**THE EXERCISE:** Copy, from the entries below, each line where the word "color" can be found.

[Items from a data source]
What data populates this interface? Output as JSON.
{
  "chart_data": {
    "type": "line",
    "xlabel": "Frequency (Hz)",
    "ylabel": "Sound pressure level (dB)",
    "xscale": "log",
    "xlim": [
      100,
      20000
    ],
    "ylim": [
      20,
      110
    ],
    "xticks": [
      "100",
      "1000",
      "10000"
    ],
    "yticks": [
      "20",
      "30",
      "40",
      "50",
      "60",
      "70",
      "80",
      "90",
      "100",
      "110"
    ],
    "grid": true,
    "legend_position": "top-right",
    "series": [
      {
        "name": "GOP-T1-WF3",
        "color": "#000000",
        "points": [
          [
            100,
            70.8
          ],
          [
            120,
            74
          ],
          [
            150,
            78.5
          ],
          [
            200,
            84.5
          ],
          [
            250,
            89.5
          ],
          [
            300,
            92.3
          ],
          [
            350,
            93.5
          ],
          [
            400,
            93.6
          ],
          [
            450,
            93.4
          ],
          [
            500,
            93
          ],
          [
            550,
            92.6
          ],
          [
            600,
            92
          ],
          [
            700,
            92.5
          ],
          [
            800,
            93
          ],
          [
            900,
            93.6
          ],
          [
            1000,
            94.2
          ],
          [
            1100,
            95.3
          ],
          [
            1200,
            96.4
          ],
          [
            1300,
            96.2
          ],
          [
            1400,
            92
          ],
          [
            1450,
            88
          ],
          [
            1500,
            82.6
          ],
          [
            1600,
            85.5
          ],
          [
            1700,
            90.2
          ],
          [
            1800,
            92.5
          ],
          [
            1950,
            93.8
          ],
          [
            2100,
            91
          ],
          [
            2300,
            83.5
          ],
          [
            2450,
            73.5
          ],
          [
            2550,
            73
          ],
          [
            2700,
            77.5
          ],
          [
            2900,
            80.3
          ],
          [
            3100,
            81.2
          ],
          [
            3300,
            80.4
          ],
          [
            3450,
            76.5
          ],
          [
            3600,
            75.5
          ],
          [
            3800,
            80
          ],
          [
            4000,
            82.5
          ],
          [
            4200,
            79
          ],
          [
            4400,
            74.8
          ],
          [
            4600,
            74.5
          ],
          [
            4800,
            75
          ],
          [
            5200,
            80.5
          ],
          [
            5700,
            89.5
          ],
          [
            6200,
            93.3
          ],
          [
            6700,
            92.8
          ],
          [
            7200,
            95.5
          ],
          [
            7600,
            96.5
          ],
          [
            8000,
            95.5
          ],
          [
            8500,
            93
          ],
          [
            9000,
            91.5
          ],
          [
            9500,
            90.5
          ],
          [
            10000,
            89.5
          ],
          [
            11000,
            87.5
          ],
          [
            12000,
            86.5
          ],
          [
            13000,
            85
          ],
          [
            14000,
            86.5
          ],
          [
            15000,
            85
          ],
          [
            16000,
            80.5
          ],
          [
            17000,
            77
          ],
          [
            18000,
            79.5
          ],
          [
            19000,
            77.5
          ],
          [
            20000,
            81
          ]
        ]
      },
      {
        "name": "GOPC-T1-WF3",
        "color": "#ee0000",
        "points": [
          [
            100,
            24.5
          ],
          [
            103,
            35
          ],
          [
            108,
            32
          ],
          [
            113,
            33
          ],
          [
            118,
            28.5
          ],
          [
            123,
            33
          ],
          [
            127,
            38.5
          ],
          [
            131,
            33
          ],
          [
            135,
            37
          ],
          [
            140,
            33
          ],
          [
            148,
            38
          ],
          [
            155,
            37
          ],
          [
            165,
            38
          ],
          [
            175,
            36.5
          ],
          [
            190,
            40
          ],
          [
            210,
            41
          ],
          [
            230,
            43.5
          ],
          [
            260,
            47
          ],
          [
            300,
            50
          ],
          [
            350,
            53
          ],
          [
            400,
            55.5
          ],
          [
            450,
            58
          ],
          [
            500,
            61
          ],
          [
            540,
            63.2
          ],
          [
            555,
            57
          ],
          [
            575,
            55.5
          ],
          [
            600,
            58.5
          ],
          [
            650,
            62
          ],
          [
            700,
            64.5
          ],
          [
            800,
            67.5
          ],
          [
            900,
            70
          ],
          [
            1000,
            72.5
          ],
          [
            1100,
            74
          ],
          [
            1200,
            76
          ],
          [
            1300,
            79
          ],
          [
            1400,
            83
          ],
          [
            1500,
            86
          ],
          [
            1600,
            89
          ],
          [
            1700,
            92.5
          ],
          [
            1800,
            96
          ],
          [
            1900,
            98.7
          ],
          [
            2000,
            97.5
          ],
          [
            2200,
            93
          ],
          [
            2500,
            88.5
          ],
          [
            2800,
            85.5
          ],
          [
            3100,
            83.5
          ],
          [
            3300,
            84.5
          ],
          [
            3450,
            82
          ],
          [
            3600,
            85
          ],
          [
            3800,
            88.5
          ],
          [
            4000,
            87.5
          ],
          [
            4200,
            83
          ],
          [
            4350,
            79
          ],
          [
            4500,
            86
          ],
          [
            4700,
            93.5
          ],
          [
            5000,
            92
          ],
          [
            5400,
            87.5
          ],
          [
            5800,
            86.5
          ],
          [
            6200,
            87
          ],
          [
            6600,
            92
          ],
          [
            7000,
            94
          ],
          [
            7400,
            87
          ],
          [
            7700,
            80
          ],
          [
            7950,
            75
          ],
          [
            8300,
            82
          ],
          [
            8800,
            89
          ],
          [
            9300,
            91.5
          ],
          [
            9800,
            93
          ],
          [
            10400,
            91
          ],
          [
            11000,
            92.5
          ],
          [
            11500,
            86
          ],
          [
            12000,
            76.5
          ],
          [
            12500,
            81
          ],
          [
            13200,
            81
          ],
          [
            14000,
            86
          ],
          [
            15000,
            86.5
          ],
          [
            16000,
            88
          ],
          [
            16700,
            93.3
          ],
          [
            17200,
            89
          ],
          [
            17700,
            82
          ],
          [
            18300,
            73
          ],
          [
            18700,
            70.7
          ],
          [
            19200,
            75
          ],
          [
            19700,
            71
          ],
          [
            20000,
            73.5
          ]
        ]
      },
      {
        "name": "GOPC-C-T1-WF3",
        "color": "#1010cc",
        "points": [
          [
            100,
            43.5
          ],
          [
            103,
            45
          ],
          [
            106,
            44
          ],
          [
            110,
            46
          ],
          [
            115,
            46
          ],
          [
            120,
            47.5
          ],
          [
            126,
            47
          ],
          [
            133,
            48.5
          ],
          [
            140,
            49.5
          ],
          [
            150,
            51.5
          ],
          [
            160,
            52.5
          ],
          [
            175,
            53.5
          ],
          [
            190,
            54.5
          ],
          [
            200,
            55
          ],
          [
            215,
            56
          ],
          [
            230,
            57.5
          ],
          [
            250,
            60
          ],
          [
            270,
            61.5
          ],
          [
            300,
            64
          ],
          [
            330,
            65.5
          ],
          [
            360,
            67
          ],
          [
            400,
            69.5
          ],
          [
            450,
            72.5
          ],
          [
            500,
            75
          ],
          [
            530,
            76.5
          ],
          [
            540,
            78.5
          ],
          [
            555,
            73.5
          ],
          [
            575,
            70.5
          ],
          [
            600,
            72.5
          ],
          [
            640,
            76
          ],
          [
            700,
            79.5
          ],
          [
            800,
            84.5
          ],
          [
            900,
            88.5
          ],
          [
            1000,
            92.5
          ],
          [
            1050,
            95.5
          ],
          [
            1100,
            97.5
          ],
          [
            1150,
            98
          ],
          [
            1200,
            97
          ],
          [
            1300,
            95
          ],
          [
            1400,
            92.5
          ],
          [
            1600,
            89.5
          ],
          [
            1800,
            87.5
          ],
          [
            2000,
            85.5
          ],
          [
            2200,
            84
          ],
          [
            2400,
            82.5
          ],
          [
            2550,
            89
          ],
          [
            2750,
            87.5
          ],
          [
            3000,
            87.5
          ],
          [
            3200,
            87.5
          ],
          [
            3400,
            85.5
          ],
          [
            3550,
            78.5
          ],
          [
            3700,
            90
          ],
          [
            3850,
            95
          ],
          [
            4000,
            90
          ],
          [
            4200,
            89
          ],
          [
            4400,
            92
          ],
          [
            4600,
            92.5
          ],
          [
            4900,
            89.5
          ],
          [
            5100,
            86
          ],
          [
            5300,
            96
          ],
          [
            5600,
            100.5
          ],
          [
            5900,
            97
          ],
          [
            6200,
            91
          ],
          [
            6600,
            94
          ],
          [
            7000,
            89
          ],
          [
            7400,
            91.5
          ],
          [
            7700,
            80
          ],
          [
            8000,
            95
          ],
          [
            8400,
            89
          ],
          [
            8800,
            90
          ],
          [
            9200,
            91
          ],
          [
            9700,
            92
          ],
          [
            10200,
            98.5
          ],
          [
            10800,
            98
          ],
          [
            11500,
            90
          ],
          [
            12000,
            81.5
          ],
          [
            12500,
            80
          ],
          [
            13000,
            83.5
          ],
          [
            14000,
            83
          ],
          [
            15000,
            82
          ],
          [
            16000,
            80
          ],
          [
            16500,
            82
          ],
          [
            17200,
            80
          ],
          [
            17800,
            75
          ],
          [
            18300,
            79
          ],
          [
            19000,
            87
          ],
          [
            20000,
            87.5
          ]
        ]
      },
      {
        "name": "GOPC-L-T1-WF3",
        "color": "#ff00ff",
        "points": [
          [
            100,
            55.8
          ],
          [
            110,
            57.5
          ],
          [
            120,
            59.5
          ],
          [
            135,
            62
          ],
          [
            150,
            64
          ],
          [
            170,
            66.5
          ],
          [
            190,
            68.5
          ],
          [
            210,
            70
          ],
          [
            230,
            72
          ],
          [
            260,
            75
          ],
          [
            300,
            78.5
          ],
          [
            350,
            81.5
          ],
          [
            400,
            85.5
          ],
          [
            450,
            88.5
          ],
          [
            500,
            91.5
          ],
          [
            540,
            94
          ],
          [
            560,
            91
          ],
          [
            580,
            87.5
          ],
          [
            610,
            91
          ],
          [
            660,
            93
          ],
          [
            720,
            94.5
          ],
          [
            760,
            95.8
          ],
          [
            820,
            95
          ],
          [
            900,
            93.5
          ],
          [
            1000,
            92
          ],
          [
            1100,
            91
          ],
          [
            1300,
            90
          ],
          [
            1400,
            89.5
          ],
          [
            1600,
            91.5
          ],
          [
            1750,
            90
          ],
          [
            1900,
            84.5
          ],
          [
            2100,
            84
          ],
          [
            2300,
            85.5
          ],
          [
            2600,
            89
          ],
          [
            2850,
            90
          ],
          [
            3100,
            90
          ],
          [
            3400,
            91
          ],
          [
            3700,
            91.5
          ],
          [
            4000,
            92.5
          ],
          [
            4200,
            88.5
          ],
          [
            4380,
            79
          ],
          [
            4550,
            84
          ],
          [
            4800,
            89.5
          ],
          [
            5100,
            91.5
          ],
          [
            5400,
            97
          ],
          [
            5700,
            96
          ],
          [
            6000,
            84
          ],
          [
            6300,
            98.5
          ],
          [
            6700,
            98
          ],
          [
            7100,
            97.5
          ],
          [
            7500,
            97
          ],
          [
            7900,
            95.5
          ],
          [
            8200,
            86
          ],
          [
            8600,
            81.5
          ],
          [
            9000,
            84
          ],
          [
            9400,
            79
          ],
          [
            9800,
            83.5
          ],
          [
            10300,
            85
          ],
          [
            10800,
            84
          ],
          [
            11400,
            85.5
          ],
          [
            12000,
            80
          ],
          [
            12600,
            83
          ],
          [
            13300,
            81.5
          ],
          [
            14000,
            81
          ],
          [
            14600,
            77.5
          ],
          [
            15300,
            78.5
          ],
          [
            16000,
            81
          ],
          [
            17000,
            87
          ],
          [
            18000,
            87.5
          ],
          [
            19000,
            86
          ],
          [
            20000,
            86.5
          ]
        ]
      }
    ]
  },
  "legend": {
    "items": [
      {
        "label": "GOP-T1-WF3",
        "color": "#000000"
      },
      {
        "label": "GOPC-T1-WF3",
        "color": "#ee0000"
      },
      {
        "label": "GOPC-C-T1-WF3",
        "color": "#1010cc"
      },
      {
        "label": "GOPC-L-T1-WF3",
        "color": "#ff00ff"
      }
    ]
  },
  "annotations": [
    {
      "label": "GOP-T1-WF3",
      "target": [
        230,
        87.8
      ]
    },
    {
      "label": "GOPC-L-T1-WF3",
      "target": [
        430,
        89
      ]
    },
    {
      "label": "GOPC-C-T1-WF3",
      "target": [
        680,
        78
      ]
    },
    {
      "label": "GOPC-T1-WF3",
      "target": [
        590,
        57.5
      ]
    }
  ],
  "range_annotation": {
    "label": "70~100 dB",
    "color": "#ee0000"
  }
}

**COMPLETE ANSWER:**
        "color": "#000000",
        "color": "#ee0000",
        "color": "#1010cc",
        "color": "#ff00ff",
        "color": "#000000"
        "color": "#ee0000"
        "color": "#1010cc"
        "color": "#ff00ff"
    "color": "#ee0000"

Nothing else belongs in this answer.